*The problem*:
From the entries below, please gather each line containing the string "JSON".

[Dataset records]
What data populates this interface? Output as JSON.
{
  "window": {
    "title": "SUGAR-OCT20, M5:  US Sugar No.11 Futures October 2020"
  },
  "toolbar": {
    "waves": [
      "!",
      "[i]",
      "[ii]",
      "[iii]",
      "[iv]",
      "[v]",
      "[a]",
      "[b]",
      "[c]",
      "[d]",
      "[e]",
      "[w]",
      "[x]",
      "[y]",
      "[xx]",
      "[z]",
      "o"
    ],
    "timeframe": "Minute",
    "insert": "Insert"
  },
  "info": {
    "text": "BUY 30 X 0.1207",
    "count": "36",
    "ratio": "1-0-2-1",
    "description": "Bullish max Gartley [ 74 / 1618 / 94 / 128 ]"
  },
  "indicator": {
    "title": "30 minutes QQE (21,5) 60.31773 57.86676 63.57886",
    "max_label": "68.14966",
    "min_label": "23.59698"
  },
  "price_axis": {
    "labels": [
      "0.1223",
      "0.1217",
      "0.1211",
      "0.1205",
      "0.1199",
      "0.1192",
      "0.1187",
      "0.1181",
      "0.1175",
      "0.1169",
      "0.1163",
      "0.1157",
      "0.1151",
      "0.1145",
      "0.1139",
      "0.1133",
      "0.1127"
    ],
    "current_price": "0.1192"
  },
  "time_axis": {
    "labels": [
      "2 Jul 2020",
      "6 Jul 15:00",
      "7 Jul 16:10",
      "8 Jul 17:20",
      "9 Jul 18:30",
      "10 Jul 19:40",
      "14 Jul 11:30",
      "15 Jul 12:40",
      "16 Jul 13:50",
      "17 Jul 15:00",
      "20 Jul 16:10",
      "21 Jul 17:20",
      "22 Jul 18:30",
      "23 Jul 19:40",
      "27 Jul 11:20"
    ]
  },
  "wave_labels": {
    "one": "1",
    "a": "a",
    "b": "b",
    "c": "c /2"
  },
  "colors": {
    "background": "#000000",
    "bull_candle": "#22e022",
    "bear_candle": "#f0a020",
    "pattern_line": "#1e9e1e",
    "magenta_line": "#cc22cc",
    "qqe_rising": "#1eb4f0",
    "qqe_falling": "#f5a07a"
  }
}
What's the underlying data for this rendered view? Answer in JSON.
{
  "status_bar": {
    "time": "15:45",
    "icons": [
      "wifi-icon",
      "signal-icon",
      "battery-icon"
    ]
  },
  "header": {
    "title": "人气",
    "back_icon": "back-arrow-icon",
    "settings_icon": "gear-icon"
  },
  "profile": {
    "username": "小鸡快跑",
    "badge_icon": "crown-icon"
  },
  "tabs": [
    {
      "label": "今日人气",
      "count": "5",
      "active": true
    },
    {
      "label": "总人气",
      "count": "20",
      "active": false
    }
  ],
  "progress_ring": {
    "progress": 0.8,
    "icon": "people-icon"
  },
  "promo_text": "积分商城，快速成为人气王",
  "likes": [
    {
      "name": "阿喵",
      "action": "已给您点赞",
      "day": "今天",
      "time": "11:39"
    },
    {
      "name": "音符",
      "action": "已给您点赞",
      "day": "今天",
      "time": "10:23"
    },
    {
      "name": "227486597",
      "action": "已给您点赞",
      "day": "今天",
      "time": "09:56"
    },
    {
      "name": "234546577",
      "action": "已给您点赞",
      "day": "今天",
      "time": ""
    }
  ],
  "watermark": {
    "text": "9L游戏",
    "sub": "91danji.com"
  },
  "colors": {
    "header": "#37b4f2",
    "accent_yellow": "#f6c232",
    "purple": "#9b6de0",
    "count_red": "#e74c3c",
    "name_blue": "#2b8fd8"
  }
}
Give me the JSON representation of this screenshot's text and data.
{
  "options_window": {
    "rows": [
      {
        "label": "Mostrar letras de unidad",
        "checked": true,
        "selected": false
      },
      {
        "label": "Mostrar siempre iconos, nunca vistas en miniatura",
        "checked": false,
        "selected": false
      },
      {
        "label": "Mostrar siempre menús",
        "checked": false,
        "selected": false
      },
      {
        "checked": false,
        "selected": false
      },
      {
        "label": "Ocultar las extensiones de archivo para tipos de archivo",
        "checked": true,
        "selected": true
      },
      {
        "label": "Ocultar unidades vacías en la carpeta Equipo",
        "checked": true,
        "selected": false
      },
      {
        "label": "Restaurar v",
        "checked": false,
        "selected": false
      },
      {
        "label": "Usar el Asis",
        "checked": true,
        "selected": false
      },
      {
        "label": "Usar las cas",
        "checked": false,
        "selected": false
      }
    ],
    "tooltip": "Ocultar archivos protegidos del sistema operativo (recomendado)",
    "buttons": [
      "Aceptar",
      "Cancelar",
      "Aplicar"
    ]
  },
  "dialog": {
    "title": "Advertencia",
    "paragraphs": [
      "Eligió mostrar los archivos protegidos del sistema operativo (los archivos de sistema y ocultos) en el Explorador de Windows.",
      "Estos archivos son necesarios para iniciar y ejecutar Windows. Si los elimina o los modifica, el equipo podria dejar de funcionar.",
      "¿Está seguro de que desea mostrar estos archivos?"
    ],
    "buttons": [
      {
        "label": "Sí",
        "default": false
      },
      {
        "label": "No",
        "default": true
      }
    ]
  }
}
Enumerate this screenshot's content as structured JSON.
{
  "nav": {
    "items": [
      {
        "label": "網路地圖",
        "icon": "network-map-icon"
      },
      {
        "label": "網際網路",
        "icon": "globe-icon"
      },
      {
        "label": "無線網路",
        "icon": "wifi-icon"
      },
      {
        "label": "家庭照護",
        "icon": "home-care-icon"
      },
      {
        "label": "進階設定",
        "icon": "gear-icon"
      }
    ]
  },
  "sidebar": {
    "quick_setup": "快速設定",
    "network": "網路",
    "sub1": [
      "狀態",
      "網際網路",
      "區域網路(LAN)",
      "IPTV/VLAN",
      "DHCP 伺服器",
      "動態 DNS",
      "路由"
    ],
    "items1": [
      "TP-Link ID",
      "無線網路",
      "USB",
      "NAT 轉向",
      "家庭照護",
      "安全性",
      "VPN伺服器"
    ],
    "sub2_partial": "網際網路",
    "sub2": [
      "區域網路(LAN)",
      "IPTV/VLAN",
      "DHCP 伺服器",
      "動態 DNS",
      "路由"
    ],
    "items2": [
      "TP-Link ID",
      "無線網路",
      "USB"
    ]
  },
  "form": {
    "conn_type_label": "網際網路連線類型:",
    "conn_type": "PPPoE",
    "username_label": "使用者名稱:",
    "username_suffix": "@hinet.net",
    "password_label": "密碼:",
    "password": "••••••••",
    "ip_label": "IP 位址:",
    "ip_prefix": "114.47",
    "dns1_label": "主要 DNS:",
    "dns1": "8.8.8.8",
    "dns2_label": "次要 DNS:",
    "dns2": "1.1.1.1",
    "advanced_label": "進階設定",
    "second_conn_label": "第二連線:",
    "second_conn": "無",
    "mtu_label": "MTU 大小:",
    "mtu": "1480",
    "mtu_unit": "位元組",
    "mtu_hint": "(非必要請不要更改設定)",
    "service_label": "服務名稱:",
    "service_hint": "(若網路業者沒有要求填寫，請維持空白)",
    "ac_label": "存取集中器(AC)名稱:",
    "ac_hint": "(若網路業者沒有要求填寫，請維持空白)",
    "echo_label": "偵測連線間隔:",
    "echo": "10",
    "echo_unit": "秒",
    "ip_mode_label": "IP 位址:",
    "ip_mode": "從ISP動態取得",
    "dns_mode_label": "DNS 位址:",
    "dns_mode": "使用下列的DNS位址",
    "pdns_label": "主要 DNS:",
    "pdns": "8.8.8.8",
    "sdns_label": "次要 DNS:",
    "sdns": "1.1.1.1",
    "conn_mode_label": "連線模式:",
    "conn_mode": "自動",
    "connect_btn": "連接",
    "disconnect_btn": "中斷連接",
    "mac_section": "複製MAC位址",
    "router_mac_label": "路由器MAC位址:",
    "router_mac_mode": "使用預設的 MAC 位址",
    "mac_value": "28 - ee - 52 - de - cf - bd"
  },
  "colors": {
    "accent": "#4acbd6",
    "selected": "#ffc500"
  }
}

*Answer to this task*:
What data populates this interface? Output as JSON.
What's the underlying data for this rendered view? Answer in JSON.
Give me the JSON representation of this screenshot's text and data.
Enumerate this screenshot's content as structured JSON.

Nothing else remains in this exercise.